Goal of the exercise: Go over the listing below line by line and tally those containing "name". Give only the tally.

Data entries for graphics:
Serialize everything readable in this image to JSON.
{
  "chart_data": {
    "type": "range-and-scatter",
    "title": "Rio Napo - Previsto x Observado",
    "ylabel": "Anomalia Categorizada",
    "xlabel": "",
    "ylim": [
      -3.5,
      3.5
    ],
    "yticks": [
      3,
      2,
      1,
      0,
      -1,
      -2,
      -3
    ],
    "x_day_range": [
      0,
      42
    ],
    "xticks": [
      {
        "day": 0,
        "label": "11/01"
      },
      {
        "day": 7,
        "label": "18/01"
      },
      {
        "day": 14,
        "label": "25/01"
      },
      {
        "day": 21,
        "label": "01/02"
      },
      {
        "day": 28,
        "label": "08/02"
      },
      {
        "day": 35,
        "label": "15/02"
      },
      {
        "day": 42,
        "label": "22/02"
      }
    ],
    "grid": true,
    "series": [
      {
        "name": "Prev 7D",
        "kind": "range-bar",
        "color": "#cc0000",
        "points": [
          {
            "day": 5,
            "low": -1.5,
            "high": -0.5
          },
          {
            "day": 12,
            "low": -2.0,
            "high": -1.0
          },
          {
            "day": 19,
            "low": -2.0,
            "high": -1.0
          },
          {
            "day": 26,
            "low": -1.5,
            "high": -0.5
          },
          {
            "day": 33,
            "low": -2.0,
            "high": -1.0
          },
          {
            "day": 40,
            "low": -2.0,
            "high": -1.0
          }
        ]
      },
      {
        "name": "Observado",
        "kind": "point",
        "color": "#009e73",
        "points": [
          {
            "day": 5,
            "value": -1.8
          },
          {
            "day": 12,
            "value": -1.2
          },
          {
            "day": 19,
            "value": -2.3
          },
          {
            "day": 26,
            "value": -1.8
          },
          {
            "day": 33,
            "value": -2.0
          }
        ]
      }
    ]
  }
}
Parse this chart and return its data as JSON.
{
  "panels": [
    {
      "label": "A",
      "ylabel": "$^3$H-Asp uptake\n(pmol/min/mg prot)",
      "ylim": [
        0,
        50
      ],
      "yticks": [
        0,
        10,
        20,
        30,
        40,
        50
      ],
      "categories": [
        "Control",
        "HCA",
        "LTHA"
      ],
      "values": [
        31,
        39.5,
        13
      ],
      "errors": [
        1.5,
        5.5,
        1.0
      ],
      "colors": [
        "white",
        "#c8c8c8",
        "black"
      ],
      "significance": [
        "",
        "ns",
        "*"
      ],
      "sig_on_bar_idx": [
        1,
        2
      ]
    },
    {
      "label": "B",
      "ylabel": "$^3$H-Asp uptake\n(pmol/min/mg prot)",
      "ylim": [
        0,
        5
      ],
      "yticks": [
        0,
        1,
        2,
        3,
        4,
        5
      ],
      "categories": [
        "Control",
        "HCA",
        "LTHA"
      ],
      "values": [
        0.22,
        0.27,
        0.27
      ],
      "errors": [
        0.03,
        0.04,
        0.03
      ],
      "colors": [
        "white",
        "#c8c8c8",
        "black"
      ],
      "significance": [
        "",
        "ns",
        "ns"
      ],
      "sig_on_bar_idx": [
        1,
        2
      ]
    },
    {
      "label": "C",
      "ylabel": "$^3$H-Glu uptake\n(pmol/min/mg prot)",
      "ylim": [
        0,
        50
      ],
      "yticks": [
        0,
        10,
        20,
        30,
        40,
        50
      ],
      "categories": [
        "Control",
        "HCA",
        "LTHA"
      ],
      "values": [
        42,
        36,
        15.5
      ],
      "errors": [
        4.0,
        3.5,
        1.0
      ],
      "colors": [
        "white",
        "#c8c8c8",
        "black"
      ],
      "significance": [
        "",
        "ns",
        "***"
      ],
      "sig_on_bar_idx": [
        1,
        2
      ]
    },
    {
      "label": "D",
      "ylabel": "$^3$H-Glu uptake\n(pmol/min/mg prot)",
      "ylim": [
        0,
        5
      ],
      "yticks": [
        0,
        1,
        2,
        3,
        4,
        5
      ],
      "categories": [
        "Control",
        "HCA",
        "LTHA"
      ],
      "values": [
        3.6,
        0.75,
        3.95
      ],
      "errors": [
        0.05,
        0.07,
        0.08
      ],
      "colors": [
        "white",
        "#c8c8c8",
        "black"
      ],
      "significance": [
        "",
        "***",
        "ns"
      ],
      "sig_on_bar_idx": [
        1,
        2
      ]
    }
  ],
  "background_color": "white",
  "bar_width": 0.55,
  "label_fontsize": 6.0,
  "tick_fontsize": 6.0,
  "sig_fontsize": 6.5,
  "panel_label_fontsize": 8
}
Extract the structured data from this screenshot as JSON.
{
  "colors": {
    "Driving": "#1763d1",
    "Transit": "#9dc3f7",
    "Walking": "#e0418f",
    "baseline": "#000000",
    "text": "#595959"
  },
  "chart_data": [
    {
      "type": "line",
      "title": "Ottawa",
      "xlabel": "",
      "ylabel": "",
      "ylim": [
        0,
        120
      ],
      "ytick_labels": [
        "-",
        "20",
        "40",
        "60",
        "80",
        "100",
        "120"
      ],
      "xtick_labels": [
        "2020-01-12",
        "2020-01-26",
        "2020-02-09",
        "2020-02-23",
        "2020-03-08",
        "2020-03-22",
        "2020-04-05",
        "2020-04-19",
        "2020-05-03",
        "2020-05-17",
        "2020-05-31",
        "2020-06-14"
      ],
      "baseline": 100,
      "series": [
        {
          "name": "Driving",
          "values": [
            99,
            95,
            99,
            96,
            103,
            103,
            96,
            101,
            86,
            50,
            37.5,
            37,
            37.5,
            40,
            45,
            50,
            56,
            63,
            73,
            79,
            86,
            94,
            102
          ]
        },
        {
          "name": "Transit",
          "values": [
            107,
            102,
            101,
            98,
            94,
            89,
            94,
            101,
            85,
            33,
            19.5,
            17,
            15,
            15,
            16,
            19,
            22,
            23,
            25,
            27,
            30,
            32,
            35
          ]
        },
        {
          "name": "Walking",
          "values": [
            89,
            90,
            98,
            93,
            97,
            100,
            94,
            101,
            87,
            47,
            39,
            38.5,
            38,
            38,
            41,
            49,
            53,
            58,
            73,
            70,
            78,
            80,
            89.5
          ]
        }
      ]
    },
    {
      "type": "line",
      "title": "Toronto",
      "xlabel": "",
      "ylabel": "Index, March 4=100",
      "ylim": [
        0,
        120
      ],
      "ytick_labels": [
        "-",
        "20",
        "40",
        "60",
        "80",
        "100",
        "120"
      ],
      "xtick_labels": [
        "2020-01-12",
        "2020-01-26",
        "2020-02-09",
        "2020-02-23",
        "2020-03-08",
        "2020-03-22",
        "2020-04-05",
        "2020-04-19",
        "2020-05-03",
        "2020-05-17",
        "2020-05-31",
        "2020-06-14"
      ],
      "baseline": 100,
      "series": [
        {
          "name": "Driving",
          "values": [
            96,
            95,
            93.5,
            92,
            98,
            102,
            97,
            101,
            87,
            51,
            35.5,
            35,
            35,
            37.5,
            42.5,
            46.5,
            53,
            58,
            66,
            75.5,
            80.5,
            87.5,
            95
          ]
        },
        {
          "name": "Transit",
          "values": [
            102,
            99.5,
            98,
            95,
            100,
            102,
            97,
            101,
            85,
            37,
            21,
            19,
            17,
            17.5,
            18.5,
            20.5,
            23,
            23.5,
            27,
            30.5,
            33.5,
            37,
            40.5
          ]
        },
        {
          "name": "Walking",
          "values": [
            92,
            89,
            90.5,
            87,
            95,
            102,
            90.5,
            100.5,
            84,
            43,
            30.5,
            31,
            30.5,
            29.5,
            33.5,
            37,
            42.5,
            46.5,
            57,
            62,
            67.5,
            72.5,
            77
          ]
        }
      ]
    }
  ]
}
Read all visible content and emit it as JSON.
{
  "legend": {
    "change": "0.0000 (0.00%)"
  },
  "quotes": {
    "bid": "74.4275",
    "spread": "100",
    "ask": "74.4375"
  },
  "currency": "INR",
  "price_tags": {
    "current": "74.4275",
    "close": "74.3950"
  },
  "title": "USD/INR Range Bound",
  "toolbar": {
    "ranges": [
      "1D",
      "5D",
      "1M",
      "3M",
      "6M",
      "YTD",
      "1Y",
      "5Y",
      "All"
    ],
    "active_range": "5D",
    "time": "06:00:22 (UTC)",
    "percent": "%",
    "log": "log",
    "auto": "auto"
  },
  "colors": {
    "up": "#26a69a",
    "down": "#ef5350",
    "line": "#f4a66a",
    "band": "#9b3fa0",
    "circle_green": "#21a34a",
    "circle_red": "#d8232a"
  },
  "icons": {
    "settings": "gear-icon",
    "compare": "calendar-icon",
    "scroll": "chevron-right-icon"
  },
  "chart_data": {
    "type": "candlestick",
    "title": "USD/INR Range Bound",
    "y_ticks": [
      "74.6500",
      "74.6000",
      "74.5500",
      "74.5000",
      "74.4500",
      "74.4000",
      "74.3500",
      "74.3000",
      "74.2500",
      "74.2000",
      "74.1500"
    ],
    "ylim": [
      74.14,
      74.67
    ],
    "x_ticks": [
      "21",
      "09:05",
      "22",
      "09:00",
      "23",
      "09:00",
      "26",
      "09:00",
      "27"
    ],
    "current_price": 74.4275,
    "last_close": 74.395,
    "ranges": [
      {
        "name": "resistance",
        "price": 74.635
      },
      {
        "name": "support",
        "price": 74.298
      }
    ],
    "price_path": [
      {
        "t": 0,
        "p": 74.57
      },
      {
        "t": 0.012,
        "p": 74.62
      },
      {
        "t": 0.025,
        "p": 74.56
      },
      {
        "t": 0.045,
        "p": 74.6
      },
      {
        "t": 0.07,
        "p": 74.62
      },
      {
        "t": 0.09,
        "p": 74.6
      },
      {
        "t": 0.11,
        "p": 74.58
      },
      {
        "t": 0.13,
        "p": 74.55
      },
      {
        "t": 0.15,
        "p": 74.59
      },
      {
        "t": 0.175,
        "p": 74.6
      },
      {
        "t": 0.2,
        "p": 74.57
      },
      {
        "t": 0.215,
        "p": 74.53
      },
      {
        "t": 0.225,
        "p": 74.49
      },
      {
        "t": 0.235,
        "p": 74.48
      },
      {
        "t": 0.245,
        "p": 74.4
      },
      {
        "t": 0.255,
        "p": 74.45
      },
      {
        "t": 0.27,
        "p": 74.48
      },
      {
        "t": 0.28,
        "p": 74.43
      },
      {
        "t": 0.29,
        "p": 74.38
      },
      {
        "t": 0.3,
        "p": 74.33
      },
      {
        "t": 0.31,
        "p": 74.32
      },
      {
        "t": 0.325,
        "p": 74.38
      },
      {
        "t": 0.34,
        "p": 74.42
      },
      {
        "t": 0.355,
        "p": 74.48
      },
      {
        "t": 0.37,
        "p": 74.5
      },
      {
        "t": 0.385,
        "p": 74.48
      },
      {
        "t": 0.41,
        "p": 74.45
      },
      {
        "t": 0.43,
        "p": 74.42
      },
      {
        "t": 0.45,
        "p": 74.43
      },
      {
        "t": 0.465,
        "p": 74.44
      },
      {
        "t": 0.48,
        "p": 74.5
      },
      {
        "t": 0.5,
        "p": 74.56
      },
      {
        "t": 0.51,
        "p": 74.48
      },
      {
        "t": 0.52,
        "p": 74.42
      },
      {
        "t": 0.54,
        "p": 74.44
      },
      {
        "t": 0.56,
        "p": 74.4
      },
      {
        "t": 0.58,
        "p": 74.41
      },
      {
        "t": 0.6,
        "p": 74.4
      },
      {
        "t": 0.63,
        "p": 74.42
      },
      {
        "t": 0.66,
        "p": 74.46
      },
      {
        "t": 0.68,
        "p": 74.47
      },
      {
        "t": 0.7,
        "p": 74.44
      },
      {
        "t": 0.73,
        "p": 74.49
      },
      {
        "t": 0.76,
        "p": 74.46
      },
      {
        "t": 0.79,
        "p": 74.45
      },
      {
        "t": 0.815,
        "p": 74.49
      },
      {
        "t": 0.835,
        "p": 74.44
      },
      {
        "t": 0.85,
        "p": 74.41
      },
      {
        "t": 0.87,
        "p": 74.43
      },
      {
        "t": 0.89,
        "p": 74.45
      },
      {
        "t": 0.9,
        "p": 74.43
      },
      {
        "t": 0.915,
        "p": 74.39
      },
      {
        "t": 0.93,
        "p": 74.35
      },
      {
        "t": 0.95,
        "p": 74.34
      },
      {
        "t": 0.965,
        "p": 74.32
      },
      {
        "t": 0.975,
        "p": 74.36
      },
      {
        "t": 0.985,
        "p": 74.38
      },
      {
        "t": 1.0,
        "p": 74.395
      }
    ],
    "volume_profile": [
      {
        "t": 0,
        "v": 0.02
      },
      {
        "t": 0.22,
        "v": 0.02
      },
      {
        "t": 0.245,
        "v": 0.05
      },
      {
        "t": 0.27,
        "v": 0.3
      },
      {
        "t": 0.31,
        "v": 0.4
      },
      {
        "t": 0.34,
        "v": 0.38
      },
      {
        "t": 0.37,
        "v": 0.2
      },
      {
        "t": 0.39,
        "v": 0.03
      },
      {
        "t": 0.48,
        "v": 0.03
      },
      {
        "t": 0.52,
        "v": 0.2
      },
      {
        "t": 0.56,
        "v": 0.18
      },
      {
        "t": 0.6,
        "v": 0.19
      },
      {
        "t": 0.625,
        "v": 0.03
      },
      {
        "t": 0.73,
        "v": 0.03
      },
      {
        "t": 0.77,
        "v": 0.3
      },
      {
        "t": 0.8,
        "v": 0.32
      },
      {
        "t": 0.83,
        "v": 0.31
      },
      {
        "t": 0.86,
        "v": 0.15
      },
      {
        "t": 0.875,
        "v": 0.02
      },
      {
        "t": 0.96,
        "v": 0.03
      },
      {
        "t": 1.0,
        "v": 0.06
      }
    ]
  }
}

Reply to the exercise: 10